Your instructions>
Take every line from the listing below that includes "ZABLJAK" and copy it.

Input records>
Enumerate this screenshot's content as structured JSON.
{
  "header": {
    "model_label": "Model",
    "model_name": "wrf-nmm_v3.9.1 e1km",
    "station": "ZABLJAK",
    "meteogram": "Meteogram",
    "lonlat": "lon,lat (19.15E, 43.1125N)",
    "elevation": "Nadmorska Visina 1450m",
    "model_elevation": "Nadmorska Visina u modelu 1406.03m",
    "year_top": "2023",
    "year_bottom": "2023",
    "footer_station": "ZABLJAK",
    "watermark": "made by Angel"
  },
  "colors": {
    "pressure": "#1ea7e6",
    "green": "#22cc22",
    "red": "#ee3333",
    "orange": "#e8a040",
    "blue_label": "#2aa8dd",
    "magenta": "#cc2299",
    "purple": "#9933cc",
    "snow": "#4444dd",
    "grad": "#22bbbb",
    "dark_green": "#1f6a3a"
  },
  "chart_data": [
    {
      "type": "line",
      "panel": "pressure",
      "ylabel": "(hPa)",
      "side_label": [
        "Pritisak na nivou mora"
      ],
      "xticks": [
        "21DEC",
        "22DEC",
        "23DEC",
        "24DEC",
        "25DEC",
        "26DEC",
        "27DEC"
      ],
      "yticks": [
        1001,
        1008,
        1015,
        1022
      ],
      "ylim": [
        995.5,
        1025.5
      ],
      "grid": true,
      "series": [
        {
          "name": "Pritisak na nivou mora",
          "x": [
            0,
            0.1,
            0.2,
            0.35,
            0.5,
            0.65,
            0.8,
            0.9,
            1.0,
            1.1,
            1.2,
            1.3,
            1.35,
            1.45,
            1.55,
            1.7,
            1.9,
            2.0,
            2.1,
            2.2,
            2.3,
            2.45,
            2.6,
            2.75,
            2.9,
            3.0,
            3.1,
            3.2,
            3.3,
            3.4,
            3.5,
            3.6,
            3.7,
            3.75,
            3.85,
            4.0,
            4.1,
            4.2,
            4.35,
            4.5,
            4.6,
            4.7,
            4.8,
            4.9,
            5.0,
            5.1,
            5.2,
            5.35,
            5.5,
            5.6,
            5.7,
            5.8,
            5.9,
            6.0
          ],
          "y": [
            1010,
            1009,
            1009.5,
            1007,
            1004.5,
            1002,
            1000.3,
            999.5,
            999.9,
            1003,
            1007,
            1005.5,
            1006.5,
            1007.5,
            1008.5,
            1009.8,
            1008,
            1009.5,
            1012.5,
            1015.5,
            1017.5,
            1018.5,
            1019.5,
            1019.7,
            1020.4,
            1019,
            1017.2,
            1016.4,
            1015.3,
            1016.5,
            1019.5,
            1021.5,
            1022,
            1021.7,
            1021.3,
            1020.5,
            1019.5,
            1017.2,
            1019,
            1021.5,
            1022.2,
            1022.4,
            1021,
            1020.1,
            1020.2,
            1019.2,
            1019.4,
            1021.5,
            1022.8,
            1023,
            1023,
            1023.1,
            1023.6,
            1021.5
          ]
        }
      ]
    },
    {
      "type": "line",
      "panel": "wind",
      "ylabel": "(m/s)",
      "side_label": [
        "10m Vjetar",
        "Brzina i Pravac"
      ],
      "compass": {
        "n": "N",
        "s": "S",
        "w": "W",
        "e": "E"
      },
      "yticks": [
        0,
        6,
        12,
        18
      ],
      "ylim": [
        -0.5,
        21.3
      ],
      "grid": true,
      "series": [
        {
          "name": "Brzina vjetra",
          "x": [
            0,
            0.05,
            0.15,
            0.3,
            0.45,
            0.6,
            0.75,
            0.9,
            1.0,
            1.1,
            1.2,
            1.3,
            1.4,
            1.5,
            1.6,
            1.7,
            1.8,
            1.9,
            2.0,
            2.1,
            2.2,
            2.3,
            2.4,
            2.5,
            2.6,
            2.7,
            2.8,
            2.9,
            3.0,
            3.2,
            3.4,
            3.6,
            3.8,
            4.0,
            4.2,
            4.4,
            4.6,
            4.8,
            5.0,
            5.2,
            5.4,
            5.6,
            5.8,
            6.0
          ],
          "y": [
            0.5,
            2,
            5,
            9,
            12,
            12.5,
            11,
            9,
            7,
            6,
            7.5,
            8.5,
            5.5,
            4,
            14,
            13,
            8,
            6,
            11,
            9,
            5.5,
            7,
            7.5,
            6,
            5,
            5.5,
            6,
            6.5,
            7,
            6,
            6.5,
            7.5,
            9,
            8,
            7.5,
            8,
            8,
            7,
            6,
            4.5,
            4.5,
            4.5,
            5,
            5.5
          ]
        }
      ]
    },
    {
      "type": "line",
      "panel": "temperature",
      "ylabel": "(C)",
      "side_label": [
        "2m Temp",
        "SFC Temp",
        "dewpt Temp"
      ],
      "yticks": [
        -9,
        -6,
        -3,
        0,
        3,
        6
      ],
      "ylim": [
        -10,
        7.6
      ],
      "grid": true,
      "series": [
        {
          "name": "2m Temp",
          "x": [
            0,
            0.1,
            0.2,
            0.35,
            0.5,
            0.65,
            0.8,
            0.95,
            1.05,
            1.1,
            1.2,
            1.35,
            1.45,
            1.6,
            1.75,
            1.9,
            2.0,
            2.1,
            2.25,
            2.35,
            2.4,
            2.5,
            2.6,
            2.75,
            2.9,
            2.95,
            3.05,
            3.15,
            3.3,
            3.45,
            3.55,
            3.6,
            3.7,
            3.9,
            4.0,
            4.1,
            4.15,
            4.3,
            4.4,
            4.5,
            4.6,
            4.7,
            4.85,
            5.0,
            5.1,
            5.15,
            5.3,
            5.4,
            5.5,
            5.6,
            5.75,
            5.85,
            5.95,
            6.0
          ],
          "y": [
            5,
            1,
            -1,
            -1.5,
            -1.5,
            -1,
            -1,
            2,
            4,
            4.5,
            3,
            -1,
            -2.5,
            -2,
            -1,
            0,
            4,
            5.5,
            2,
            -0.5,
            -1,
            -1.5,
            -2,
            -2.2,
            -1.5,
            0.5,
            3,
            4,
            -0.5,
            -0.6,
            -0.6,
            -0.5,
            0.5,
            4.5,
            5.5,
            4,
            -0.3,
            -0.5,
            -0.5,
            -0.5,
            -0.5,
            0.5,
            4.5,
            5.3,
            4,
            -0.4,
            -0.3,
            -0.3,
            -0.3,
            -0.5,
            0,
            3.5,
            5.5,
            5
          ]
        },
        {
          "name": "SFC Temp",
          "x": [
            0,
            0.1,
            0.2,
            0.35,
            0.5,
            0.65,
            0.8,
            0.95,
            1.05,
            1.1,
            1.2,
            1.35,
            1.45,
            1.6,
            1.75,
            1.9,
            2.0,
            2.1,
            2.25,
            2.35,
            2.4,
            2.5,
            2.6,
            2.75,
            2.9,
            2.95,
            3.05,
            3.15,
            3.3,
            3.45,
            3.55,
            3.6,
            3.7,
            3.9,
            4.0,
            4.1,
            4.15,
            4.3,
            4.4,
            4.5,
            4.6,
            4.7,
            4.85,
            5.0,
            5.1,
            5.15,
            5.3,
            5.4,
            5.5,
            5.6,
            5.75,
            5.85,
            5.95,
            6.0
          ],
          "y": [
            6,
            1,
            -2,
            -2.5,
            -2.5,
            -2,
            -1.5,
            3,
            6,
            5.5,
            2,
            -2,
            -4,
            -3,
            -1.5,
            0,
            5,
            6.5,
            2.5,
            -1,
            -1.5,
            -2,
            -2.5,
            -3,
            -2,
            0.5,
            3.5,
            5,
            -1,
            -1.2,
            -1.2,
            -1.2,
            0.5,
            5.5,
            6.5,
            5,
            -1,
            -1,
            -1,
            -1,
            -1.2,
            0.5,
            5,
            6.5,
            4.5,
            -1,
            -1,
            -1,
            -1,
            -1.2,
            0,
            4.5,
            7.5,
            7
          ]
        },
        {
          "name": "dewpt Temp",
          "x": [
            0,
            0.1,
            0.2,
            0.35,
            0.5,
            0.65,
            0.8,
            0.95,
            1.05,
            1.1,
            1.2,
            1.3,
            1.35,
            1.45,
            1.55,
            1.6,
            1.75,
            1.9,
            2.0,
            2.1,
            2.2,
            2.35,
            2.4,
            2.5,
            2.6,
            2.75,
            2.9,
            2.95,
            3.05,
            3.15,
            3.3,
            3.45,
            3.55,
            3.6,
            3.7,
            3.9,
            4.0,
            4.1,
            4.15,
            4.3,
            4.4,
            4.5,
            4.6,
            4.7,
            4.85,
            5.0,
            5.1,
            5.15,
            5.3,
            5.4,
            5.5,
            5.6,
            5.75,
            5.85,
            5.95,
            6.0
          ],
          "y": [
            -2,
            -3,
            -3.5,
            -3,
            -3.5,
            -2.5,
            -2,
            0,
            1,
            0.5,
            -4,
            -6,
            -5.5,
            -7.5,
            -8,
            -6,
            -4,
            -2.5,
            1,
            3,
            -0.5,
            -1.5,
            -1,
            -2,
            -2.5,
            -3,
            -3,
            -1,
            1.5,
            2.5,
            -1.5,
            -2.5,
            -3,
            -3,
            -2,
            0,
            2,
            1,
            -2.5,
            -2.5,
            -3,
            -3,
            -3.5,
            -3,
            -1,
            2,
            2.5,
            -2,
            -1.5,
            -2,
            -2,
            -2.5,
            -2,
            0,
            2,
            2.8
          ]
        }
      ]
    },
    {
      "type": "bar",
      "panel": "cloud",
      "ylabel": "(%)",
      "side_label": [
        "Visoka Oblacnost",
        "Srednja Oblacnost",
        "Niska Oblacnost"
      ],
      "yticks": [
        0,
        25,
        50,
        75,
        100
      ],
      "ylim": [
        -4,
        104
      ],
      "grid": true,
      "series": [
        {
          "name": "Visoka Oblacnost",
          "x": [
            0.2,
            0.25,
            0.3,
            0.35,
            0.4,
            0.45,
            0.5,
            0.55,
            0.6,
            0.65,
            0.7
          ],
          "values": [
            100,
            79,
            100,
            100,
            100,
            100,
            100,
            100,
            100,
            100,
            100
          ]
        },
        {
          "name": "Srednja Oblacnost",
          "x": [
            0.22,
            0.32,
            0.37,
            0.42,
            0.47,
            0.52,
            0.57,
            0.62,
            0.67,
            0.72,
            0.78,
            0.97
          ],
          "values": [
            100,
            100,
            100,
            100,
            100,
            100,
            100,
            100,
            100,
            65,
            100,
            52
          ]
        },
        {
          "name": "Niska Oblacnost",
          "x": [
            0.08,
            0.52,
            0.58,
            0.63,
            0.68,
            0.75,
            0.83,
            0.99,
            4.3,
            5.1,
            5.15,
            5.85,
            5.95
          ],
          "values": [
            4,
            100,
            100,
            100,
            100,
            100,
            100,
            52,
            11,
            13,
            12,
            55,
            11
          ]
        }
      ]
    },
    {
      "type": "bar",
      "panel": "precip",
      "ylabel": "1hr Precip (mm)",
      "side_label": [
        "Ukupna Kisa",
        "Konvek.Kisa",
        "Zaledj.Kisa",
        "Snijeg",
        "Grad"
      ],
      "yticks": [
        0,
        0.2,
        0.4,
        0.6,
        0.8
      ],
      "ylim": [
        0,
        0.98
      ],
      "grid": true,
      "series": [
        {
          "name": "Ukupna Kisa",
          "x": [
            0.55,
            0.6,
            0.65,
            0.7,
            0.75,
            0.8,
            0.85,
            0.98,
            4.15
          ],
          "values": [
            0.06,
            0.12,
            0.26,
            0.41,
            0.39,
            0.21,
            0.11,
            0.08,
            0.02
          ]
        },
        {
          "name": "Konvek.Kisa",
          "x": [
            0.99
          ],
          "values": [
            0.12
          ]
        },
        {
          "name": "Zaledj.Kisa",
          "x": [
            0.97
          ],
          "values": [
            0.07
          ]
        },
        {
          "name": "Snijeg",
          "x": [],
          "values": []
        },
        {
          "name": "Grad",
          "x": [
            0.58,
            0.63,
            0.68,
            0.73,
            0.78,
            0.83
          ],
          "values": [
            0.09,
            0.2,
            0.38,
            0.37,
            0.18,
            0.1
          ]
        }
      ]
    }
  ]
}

The result>
    "station": "ZABLJAK",
    "footer_station": "ZABLJAK",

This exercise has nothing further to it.